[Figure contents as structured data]

══════════════════════════════

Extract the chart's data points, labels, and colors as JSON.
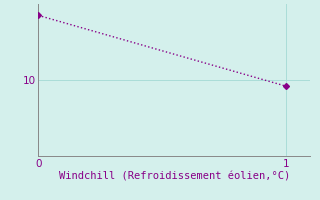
{
  "x": [
    0,
    1
  ],
  "y": [
    18.5,
    9.2
  ],
  "line_color": "#880088",
  "marker": "D",
  "marker_size": 3,
  "bg_color": "#d4f0ec",
  "xlabel": "Windchill (Refroidissement éolien,°C)",
  "xlabel_fontsize": 7.5,
  "xlabel_color": "#880088",
  "yticks": [
    10
  ],
  "xticks": [
    0,
    1
  ],
  "xlim": [
    0,
    1.1
  ],
  "ylim": [
    0,
    20
  ],
  "grid_color": "#aaddd8",
  "tick_color": "#880088",
  "spine_color": "#888888",
  "tick_fontsize": 7.5,
  "line_width": 1.0,
  "figsize": [
    3.2,
    2.0
  ],
  "dpi": 100
}
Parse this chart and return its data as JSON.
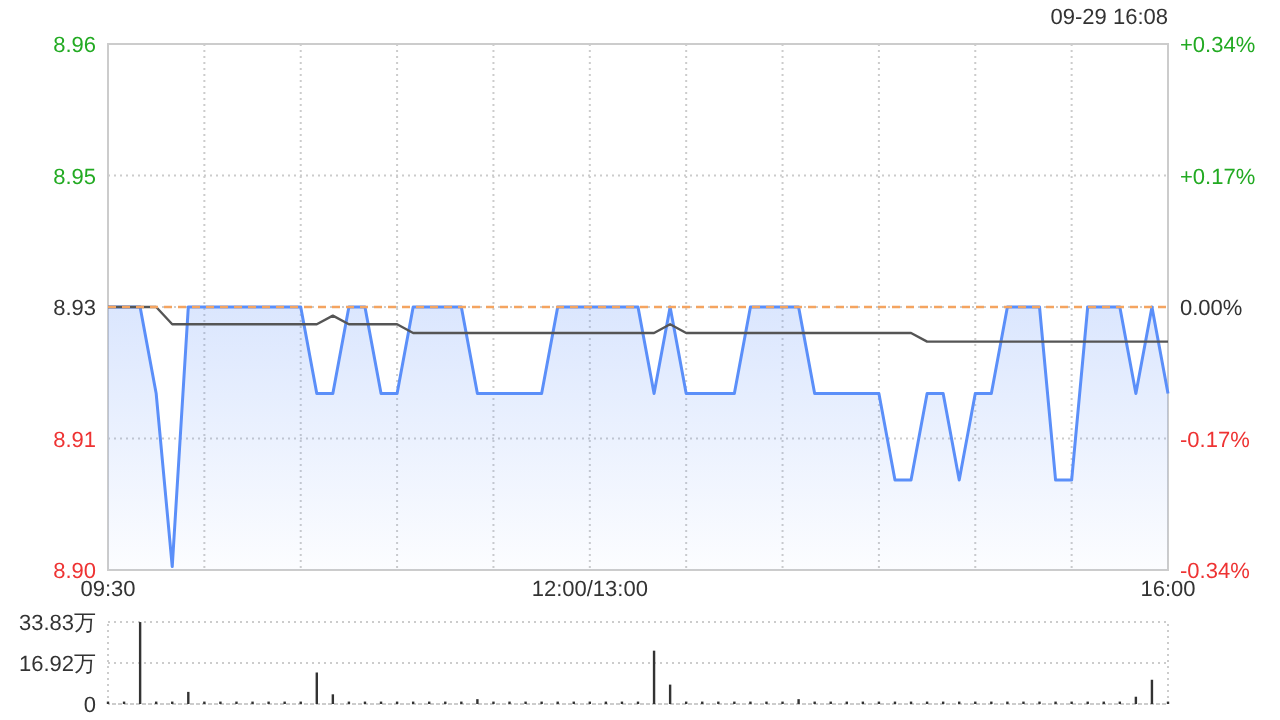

══════════════════════════════

TASK DETAILS —
Excluding the pictures, reproduce every entry exactly as given.

RESULT OF THIS EXERCISE —
Extract the chart's data points, labels, and colors as JSON.
{
  "x": [
    0,
    1
  ],
  "y": [
    18.5,
    9.2
  ],
  "line_color": "#880088",
  "marker": "D",
  "marker_size": 3,
  "bg_color": "#d4f0ec",
  "xlabel": "Windchill (Refroidissement éolien,°C)",
  "xlabel_fontsize": 7.5,
  "xlabel_color": "#880088",
  "yticks": [
    10
  ],
  "xticks": [
    0,
    1
  ],
  "xlim": [
    0,
    1.1
  ],
  "ylim": [
    0,
    20
  ],
  "grid_color": "#aaddd8",
  "tick_color": "#880088",
  "spine_color": "#888888",
  "tick_fontsize": 7.5,
  "line_width": 1.0,
  "figsize": [
    3.2,
    2.0
  ],
  "dpi": 100
}
Parse this chart and return its data as JSON.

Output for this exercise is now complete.